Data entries
--
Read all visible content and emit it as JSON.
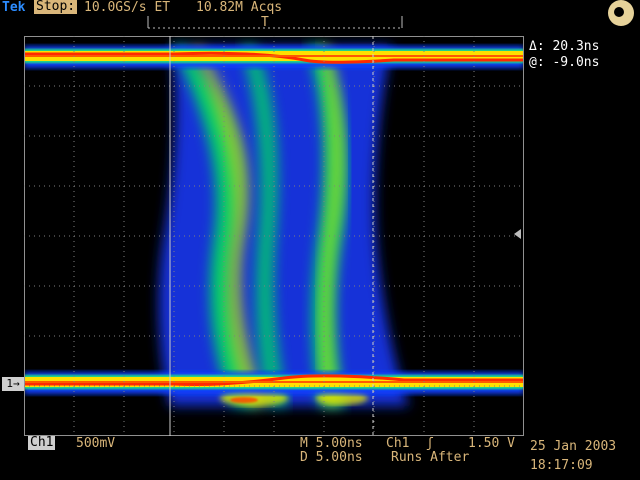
{
  "header": {
    "brand": "Tek",
    "run_state": "Stop:",
    "sample_rate": "10.0GS/s ET",
    "acquisitions": "10.82M Acqs",
    "trigger_position_label": "T"
  },
  "measurements": {
    "delta": "Δ: 20.3ns",
    "at": "@: -9.0ns"
  },
  "footer": {
    "channel_label": "Ch1",
    "channel_scale": "500mV",
    "main_timebase": "M 5.00ns",
    "delay_timebase": "D 5.00ns",
    "trigger_source": "Ch1",
    "trigger_slope": "ʃ",
    "trigger_level": "1.50 V",
    "trigger_mode": "Runs After",
    "date": "25 Jan 2003",
    "time": "18:17:09"
  },
  "channel_marker": "1→",
  "colors": {
    "readout": "#d9b67a",
    "brand": "#2c8cff",
    "grid": "#808080",
    "trace_hot": "#ff2a00",
    "trace_mid": "#ffd000",
    "trace_cool": "#00d060",
    "trace_cold": "#1030ff"
  },
  "icons": {
    "trigger_status": "trigger-status-icon",
    "trigger_level_marker": "trigger-level-arrow-icon"
  }
}
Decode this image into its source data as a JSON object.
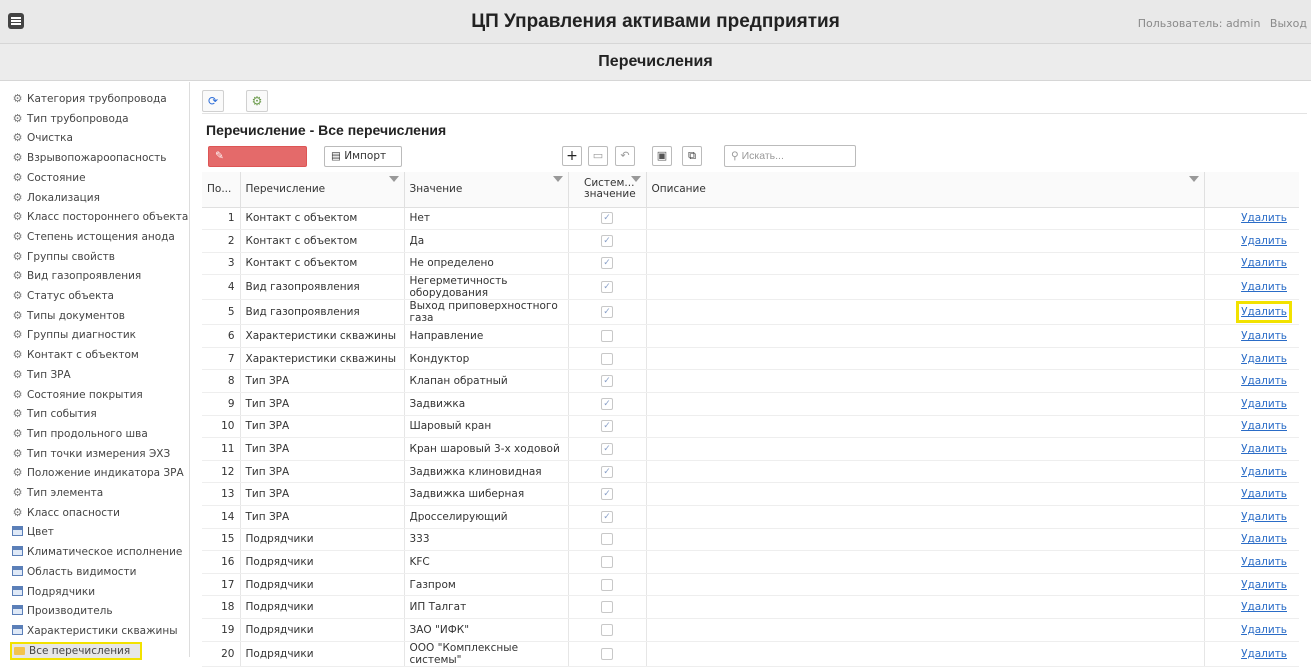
{
  "header": {
    "app_title": "ЦП Управления активами предприятия",
    "user_label": "Пользователь: admin",
    "logout_label": "Выход"
  },
  "page": {
    "title": "Перечисления"
  },
  "sidebar": {
    "items": [
      {
        "label": "Категория трубопровода",
        "icon": "gear-icon"
      },
      {
        "label": "Тип трубопровода",
        "icon": "gear-icon"
      },
      {
        "label": "Очистка",
        "icon": "gear-icon"
      },
      {
        "label": "Взрывопожароопасность",
        "icon": "gear-icon"
      },
      {
        "label": "Состояние",
        "icon": "gear-icon"
      },
      {
        "label": "Локализация",
        "icon": "gear-icon"
      },
      {
        "label": "Класс постороннего объекта",
        "icon": "gear-icon"
      },
      {
        "label": "Степень истощения анода",
        "icon": "gear-icon"
      },
      {
        "label": "Группы свойств",
        "icon": "gear-icon"
      },
      {
        "label": "Вид газопроявления",
        "icon": "gear-icon"
      },
      {
        "label": "Статус объекта",
        "icon": "gear-icon"
      },
      {
        "label": "Типы документов",
        "icon": "gear-icon"
      },
      {
        "label": "Группы диагностик",
        "icon": "gear-icon"
      },
      {
        "label": "Контакт с объектом",
        "icon": "gear-icon"
      },
      {
        "label": "Тип ЗРА",
        "icon": "gear-icon"
      },
      {
        "label": "Состояние покрытия",
        "icon": "gear-icon"
      },
      {
        "label": "Тип события",
        "icon": "gear-icon"
      },
      {
        "label": "Тип продольного шва",
        "icon": "gear-icon"
      },
      {
        "label": "Тип точки измерения ЭХЗ",
        "icon": "gear-icon"
      },
      {
        "label": "Положение индикатора ЗРА",
        "icon": "gear-icon"
      },
      {
        "label": "Тип элемента",
        "icon": "gear-icon"
      },
      {
        "label": "Класс опасности",
        "icon": "gear-icon"
      },
      {
        "label": "Цвет",
        "icon": "table-icon"
      },
      {
        "label": "Климатическое исполнение",
        "icon": "table-icon"
      },
      {
        "label": "Область видимости",
        "icon": "table-icon"
      },
      {
        "label": "Подрядчики",
        "icon": "table-icon"
      },
      {
        "label": "Производитель",
        "icon": "table-icon"
      },
      {
        "label": "Характеристики скважины",
        "icon": "table-icon"
      },
      {
        "label": "Все перечисления",
        "icon": "folder-icon"
      }
    ]
  },
  "panel": {
    "title": "Перечисление - Все перечисления",
    "edit_label": "Редактировать",
    "import_label": "Импорт",
    "search_placeholder": "Искать..."
  },
  "table": {
    "columns": [
      "По...",
      "Перечисление",
      "Значение",
      "Систем... значение",
      "Описание"
    ],
    "delete_label": "Удалить",
    "rows": [
      {
        "n": "1",
        "enum": "Контакт с объектом",
        "value": "Нет",
        "sys": true
      },
      {
        "n": "2",
        "enum": "Контакт с объектом",
        "value": "Да",
        "sys": true
      },
      {
        "n": "3",
        "enum": "Контакт с объектом",
        "value": "Не определено",
        "sys": true
      },
      {
        "n": "4",
        "enum": "Вид газопроявления",
        "value": "Негерметичность оборудования",
        "sys": true
      },
      {
        "n": "5",
        "enum": "Вид газопроявления",
        "value": "Выход приповерхностного газа",
        "sys": true
      },
      {
        "n": "6",
        "enum": "Характеристики скважины",
        "value": "Направление",
        "sys": false
      },
      {
        "n": "7",
        "enum": "Характеристики скважины",
        "value": "Кондуктор",
        "sys": false
      },
      {
        "n": "8",
        "enum": "Тип ЗРА",
        "value": "Клапан обратный",
        "sys": true
      },
      {
        "n": "9",
        "enum": "Тип ЗРА",
        "value": "Задвижка",
        "sys": true
      },
      {
        "n": "10",
        "enum": "Тип ЗРА",
        "value": "Шаровый кран",
        "sys": true
      },
      {
        "n": "11",
        "enum": "Тип ЗРА",
        "value": "Кран шаровый 3-х ходовой",
        "sys": true
      },
      {
        "n": "12",
        "enum": "Тип ЗРА",
        "value": "Задвижка клиновидная",
        "sys": true
      },
      {
        "n": "13",
        "enum": "Тип ЗРА",
        "value": "Задвижка шиберная",
        "sys": true
      },
      {
        "n": "14",
        "enum": "Тип ЗРА",
        "value": "Дросселирующий",
        "sys": true
      },
      {
        "n": "15",
        "enum": "Подрядчики",
        "value": "333",
        "sys": false
      },
      {
        "n": "16",
        "enum": "Подрядчики",
        "value": "KFC",
        "sys": false
      },
      {
        "n": "17",
        "enum": "Подрядчики",
        "value": "Газпром",
        "sys": false
      },
      {
        "n": "18",
        "enum": "Подрядчики",
        "value": "ИП Талгат",
        "sys": false
      },
      {
        "n": "19",
        "enum": "Подрядчики",
        "value": "ЗАО \"ИФК\"",
        "sys": false
      },
      {
        "n": "20",
        "enum": "Подрядчики",
        "value": "ООО \"Комплексные системы\"",
        "sys": false
      }
    ]
  }
}
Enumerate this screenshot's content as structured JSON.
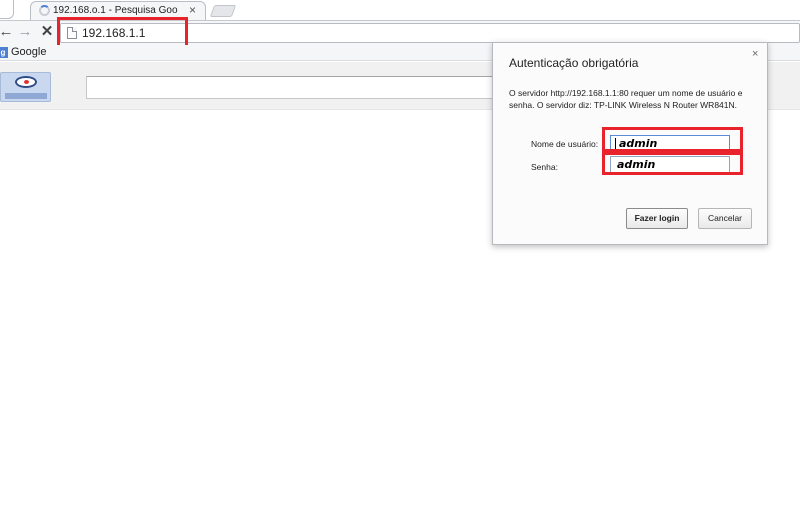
{
  "browser": {
    "tab_title": "192.168.o.1 - Pesquisa Goo",
    "tab_close": "×",
    "address": "192.168.1.1",
    "nav": {
      "back": "←",
      "forward": "→",
      "stop": "✕"
    }
  },
  "bookmarks": {
    "items": [
      {
        "label": "Google",
        "icon": "google-icon"
      }
    ]
  },
  "auth_dialog": {
    "title": "Autenticação obrigatória",
    "close": "×",
    "message": "O servidor http://192.168.1.1:80 requer um nome de usuário e senha. O servidor diz: TP-LINK Wireless N Router WR841N.",
    "username_label": "Nome de usuário:",
    "username_value": "admin",
    "password_label": "Senha:",
    "password_value": "admin",
    "login_button": "Fazer login",
    "cancel_button": "Cancelar"
  },
  "colors": {
    "highlight": "#e8232b",
    "dialog_bg": "#fbfbfb"
  }
}
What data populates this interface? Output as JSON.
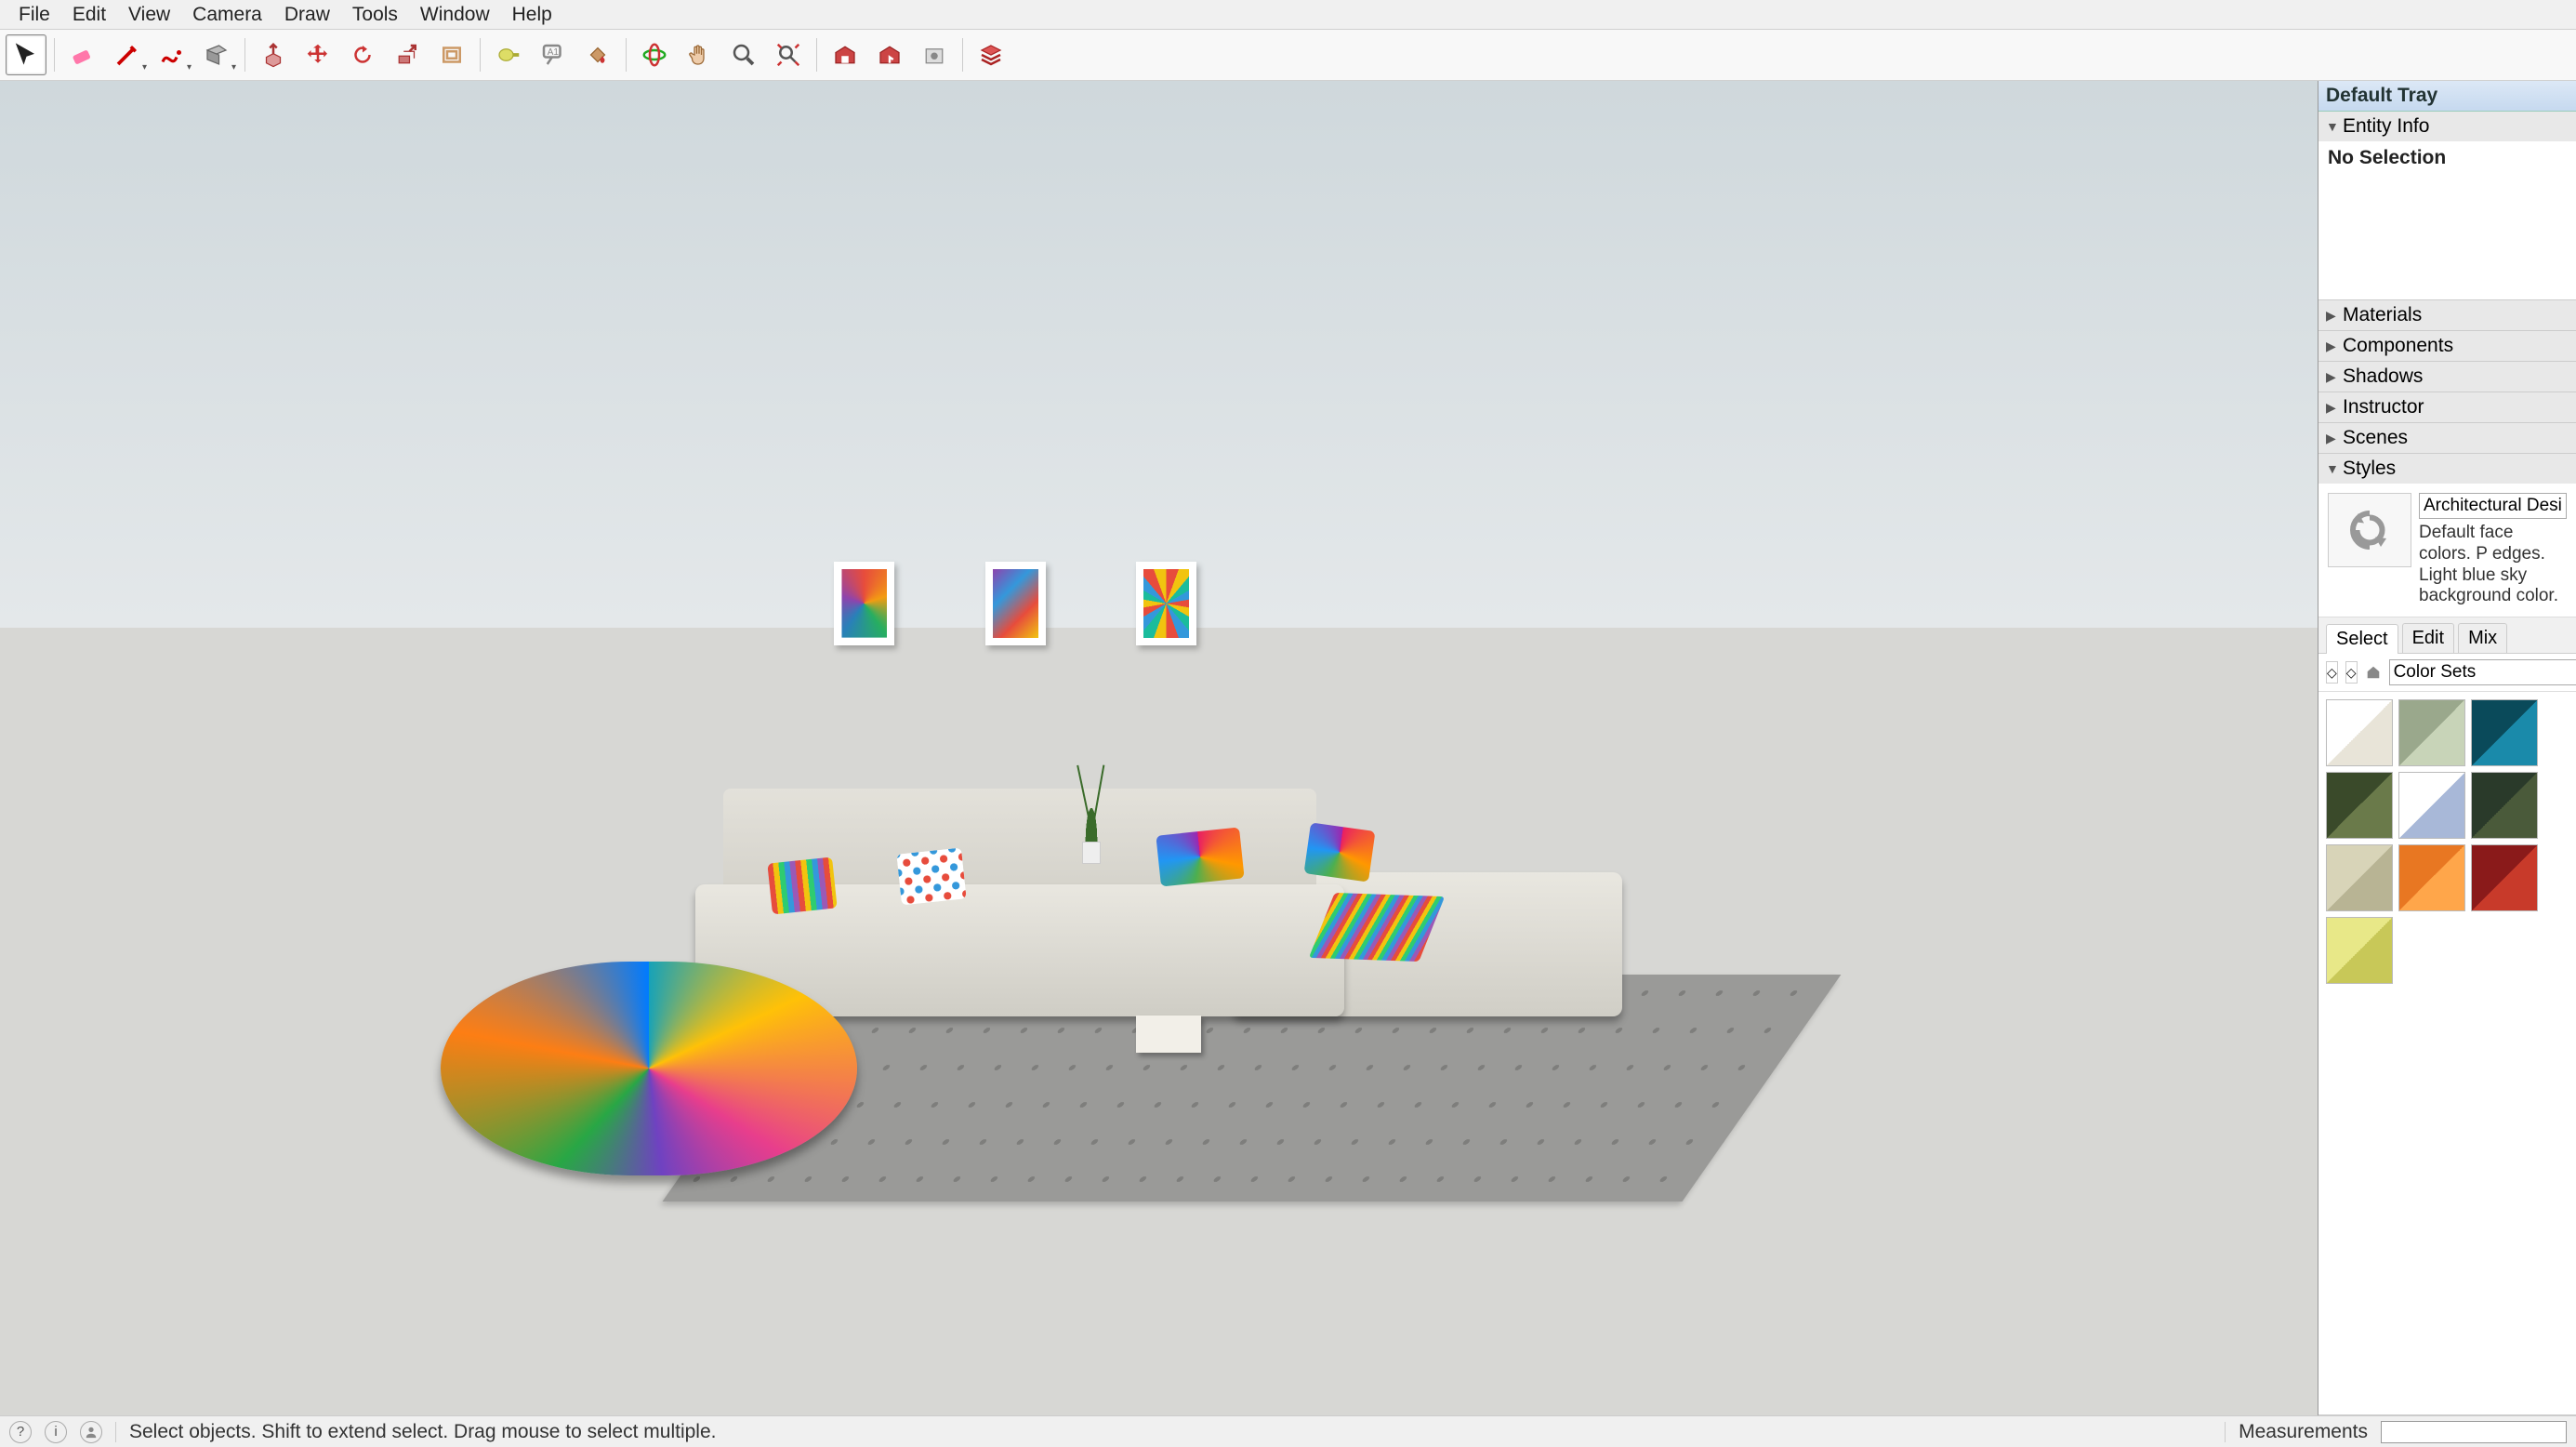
{
  "menu": [
    "File",
    "Edit",
    "View",
    "Camera",
    "Draw",
    "Tools",
    "Window",
    "Help"
  ],
  "toolbar": {
    "select": "Select",
    "eraser": "Eraser",
    "line": "Line",
    "freehand": "Freehand",
    "rectangle": "Rectangle",
    "pushpull": "Push/Pull",
    "move": "Move",
    "rotate": "Rotate",
    "scale": "Scale",
    "offset": "Offset",
    "tape": "Tape Measure",
    "text": "Text",
    "dim": "Dimensions",
    "paint": "Paint Bucket",
    "orbit": "Orbit",
    "pan": "Pan",
    "zoom": "Zoom",
    "zoomext": "Zoom Extents",
    "warehouse": "3D Warehouse",
    "share": "Share Model",
    "ext": "Extension Warehouse",
    "layers": "Layers"
  },
  "tray": {
    "title": "Default Tray",
    "entity": {
      "label": "Entity Info",
      "status": "No Selection"
    },
    "sections": [
      "Materials",
      "Components",
      "Shadows",
      "Instructor",
      "Scenes"
    ],
    "styles": {
      "label": "Styles",
      "name": "Architectural Design S",
      "desc": "Default face colors. P edges. Light blue sky background color.",
      "tabs": [
        "Select",
        "Edit",
        "Mix"
      ],
      "collection": "Color Sets"
    }
  },
  "status": {
    "hint": "Select objects. Shift to extend select. Drag mouse to select multiple.",
    "measurements": "Measurements"
  }
}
--
> Exercise prompt
Write out every line of the data that holds the word "Перечисление".

> Task response
    "title": "Перечисление - Все перечисления",
      "Перечисление",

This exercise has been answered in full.